- [STATED TASK] Reproduce the material in full, exactly as written.

- [RECORD EXTRACTS]
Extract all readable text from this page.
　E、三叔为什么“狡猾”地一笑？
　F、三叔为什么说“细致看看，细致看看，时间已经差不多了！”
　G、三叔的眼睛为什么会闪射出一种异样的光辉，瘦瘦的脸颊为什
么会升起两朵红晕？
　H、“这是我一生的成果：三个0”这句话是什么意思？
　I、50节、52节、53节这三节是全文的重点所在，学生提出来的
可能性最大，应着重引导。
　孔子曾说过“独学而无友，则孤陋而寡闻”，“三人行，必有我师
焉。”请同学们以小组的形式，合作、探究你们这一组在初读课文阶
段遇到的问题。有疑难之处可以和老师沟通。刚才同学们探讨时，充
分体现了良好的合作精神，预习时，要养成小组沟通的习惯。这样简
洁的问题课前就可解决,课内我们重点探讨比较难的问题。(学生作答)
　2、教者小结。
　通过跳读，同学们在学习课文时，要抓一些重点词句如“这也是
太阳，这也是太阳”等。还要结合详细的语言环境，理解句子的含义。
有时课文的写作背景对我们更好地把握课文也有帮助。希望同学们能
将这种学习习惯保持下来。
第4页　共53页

- [EXERCISE SOLUTION]
Extract all readable text from this page.
　E、三叔为什么“狡猾”地一笑？
　F、三叔为什么说“细致看看，细致看看，时间已经差不多了！”
　G、三叔的眼睛为什么会闪射出一种异样的光辉，瘦瘦的脸颊为什
么会升起两朵红晕？
　H、“这是我一生的成果：三个0”这句话是什么意思？
　I、50节、52节、53节这三节是全文的重点所在，学生提出来的
可能性最大，应着重引导。
　孔子曾说过“独学而无友，则孤陋而寡闻”，“三人行，必有我师
焉。”请同学们以小组的形式，合作、探究你们这一组在初读课文阶
段遇到的问题。有疑难之处可以和老师沟通。刚才同学们探讨时，充
分体现了良好的合作精神，预习时，要养成小组沟通的习惯。这样简
洁的问题课前就可解决,课内我们重点探讨比较难的问题。(学生作答)
　2、教者小结。
　通过跳读，同学们在学习课文时，要抓一些重点词句如“这也是
太阳，这也是太阳”等。还要结合详细的语言环境，理解句子的含义。
有时课文的写作背景对我们更好地把握课文也有帮助。希望同学们能
将这种学习习惯保持下来。
第4页　共53页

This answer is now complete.